> **Records shown**:

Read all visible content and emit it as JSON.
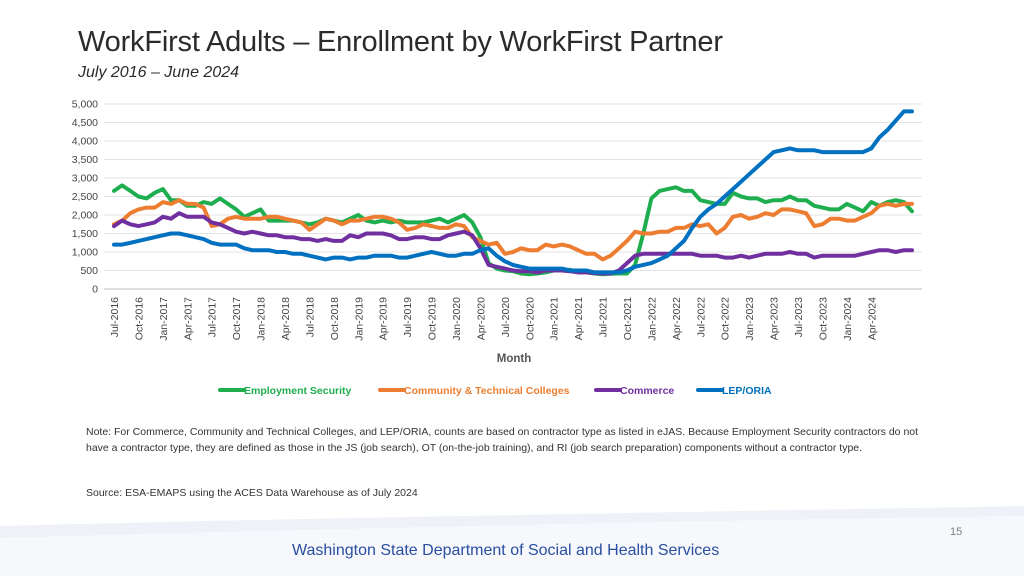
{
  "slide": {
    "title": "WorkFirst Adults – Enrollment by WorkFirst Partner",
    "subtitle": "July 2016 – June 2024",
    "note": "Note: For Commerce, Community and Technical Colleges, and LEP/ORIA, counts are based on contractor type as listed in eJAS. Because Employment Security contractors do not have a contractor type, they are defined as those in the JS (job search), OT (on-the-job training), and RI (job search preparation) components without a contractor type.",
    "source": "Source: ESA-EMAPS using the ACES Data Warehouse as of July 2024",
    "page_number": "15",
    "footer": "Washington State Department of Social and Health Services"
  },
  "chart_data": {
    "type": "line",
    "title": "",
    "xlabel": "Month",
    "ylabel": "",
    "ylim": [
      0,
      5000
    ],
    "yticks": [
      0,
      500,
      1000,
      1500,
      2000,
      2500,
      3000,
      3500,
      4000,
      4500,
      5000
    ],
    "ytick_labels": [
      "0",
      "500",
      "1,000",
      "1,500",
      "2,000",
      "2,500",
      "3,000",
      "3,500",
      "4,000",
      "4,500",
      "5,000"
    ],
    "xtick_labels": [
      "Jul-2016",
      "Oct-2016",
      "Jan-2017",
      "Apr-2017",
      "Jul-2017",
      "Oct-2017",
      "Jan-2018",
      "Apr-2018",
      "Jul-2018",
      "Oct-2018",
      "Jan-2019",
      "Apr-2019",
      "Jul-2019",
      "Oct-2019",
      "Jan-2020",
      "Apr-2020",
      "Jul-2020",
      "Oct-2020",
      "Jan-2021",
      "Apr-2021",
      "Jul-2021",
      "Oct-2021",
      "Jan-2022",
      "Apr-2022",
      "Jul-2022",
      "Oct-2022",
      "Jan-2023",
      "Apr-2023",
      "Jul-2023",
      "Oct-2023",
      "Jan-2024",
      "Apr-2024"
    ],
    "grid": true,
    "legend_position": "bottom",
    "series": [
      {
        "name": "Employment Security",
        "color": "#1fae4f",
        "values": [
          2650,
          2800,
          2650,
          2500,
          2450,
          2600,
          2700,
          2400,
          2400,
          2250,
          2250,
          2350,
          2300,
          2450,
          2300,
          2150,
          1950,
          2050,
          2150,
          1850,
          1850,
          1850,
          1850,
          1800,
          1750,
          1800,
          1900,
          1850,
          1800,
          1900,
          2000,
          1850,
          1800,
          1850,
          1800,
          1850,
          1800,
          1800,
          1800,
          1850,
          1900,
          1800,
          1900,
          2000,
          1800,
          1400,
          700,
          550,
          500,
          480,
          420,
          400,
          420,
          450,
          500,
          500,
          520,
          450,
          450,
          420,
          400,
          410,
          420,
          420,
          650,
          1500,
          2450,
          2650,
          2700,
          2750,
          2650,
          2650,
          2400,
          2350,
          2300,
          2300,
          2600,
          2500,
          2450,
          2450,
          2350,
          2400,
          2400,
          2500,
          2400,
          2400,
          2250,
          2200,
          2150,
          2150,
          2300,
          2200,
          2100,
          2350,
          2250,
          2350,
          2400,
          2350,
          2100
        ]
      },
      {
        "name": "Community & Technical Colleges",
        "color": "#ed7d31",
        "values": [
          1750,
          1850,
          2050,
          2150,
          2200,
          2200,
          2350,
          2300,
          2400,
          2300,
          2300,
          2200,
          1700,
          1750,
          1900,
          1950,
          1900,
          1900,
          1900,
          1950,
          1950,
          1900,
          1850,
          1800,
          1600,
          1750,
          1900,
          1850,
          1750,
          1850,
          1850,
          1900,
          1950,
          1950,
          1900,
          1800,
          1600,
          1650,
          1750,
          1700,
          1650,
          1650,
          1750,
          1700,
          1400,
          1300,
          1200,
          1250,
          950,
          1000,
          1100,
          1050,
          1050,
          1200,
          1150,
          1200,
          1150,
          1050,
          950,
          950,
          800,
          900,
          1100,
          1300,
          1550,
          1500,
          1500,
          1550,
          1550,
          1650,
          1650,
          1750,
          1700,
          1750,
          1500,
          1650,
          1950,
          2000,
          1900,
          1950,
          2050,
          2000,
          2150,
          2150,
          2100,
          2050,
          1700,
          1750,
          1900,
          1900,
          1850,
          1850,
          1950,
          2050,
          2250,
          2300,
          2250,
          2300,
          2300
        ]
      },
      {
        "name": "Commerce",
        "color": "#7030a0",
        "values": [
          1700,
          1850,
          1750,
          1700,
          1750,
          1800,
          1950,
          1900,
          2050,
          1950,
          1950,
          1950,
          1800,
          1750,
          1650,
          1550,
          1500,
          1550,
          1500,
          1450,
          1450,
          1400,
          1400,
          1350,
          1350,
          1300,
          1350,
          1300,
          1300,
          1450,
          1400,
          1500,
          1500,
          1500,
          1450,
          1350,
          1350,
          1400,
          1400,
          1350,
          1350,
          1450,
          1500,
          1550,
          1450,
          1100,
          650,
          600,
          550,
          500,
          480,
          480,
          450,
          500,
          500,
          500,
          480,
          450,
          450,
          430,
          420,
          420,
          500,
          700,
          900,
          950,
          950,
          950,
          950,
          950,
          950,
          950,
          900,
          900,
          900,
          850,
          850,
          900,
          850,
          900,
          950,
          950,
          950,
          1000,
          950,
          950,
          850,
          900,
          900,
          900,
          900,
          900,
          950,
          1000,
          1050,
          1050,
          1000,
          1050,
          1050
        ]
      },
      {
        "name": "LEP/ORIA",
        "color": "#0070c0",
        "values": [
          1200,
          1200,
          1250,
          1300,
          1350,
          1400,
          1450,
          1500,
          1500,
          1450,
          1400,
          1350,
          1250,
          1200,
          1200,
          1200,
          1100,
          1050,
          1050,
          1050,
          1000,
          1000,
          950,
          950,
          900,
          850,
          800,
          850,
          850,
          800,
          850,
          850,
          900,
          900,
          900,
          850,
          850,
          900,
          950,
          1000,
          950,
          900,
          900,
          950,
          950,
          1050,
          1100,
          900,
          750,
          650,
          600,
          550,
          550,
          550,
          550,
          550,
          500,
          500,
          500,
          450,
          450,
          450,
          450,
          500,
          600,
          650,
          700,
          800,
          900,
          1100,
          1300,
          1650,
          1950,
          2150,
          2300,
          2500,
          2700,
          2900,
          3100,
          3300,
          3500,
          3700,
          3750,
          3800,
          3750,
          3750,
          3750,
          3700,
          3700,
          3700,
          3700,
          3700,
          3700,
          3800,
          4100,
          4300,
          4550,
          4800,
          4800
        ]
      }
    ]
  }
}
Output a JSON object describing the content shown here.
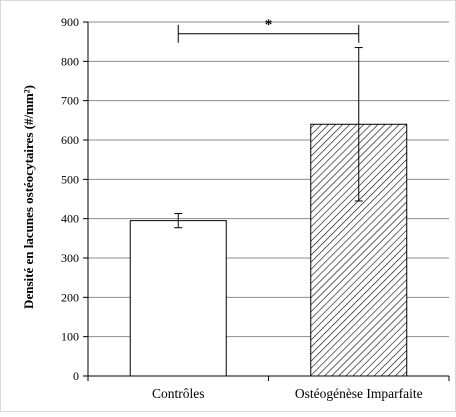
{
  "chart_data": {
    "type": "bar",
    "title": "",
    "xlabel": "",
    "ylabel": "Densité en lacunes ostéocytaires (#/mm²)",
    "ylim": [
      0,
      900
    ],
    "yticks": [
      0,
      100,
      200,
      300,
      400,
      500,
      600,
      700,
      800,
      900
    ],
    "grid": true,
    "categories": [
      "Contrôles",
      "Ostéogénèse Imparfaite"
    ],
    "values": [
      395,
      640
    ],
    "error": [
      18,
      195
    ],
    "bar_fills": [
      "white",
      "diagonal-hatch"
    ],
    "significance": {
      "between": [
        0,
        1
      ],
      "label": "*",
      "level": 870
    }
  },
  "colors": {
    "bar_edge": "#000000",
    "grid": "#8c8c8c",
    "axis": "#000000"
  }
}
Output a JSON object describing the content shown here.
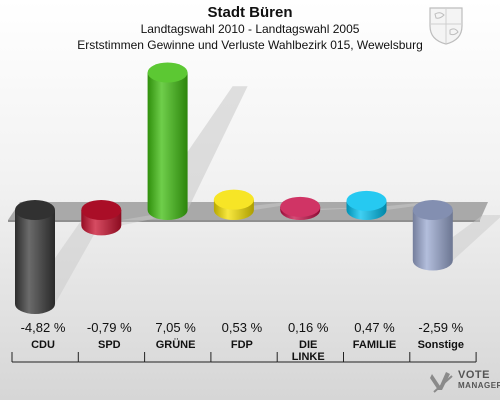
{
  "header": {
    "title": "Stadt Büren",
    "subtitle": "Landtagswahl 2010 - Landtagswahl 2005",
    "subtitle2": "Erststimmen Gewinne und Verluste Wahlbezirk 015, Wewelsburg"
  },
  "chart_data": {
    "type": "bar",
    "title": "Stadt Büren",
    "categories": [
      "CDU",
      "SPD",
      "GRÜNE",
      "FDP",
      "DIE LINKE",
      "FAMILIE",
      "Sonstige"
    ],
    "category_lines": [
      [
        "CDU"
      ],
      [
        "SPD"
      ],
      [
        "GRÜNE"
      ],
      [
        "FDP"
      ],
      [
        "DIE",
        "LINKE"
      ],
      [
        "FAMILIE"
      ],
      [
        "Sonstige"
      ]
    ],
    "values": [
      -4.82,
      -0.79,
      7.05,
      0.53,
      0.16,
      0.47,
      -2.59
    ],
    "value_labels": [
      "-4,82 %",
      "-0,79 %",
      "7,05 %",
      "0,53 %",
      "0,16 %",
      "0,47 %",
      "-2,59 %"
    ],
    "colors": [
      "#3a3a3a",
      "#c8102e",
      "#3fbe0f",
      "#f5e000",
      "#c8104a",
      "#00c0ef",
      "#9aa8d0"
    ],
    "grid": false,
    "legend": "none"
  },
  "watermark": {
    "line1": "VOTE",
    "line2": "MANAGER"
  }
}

---

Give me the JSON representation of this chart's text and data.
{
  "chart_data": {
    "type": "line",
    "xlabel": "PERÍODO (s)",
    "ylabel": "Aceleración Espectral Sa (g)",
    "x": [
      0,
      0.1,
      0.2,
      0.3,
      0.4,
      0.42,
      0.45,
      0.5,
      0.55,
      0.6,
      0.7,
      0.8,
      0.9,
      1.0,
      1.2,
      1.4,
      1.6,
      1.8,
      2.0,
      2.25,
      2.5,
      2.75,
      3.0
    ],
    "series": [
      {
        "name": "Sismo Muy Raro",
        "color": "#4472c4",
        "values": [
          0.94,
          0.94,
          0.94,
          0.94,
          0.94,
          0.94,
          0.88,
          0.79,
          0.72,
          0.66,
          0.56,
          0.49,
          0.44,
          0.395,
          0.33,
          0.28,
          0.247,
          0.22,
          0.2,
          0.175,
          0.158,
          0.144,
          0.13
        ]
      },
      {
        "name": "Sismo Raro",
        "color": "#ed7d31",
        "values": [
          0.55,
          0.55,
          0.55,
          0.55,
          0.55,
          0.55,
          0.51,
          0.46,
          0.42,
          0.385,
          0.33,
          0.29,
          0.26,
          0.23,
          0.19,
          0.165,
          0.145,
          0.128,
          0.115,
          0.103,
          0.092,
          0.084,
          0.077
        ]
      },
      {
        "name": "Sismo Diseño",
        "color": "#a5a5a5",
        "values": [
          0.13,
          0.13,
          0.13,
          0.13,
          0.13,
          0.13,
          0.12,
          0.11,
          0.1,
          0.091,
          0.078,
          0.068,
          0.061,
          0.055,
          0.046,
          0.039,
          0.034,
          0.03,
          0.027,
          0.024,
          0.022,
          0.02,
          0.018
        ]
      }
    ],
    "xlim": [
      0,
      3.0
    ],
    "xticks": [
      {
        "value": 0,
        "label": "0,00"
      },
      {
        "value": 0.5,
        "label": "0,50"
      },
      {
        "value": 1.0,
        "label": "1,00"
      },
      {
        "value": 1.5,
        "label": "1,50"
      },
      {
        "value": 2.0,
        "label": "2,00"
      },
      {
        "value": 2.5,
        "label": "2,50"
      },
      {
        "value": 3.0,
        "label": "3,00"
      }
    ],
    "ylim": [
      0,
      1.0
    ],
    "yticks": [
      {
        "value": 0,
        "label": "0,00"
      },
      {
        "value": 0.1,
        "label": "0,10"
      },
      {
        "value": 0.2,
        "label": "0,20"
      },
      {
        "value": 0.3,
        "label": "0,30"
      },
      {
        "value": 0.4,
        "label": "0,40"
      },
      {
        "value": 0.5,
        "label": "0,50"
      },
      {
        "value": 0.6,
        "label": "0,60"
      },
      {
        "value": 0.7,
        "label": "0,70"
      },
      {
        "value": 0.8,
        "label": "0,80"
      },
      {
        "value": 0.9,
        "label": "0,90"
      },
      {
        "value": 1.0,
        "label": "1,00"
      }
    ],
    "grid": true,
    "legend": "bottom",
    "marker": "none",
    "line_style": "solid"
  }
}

* * *

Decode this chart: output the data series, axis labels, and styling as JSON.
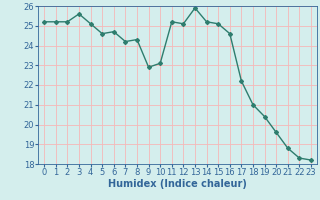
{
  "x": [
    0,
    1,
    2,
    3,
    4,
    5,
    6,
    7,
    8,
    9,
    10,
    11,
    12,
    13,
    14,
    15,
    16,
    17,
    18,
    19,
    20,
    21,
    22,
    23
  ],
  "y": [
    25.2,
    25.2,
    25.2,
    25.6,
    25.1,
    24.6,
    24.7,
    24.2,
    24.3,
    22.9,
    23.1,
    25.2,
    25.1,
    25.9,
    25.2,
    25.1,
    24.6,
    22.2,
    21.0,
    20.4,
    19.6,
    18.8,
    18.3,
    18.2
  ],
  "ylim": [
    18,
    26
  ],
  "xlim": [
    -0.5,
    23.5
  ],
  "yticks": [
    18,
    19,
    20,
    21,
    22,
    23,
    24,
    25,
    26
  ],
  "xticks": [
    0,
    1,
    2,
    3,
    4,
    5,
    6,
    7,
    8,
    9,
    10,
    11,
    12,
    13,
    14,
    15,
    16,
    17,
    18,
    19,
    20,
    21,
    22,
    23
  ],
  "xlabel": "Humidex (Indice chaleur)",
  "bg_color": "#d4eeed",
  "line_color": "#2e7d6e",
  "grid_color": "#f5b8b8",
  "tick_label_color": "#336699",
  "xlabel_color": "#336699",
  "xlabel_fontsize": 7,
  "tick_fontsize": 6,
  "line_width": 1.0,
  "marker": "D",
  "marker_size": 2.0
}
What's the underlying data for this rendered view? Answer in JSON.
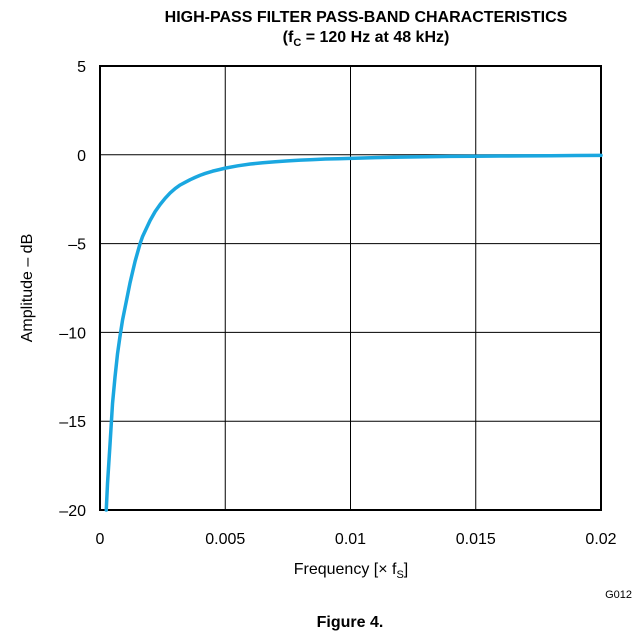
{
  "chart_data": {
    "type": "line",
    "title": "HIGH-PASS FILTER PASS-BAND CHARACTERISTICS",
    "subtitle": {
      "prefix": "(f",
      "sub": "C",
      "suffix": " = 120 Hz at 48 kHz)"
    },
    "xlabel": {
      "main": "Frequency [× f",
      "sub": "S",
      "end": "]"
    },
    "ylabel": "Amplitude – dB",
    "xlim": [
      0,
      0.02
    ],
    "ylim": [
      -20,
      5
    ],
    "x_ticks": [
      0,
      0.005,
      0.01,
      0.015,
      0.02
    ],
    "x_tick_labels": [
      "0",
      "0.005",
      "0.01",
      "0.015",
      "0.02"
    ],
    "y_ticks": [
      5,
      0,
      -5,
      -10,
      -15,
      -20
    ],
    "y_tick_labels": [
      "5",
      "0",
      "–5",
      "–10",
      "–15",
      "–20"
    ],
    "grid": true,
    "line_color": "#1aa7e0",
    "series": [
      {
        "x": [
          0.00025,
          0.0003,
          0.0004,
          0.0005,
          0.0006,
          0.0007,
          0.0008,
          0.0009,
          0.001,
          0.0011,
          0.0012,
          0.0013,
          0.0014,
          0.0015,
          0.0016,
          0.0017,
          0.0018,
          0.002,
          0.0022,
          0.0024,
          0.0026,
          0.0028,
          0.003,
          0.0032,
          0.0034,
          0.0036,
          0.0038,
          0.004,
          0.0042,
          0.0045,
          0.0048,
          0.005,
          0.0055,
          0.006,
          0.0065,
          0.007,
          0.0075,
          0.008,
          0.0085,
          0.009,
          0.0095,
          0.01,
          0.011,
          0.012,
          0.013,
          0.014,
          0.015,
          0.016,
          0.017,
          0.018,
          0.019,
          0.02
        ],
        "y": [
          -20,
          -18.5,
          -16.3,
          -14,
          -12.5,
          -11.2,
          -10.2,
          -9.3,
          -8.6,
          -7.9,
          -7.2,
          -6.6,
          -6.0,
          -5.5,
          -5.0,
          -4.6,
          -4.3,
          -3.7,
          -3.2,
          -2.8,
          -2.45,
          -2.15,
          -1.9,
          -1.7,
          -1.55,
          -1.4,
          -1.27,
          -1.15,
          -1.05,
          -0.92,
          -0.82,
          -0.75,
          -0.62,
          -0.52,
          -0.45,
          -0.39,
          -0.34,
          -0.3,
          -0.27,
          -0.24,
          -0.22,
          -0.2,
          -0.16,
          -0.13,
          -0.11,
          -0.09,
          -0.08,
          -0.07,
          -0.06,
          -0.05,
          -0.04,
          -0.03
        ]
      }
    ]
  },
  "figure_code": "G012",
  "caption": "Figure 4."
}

> **Set exercise**:
Find each line with the string "Security" and copy it out.

> **Problem solution**:
    "note": "Note: For Commerce, Community and Technical Colleges, and LEP/ORIA, counts are based on contractor type as listed in eJAS. Because Employment Security contractors do not have a contractor type, they are defined as those in the JS (job search), OT (on-the-job training), and RI (job search preparation) components without a contractor type.",
        "name": "Employment Security",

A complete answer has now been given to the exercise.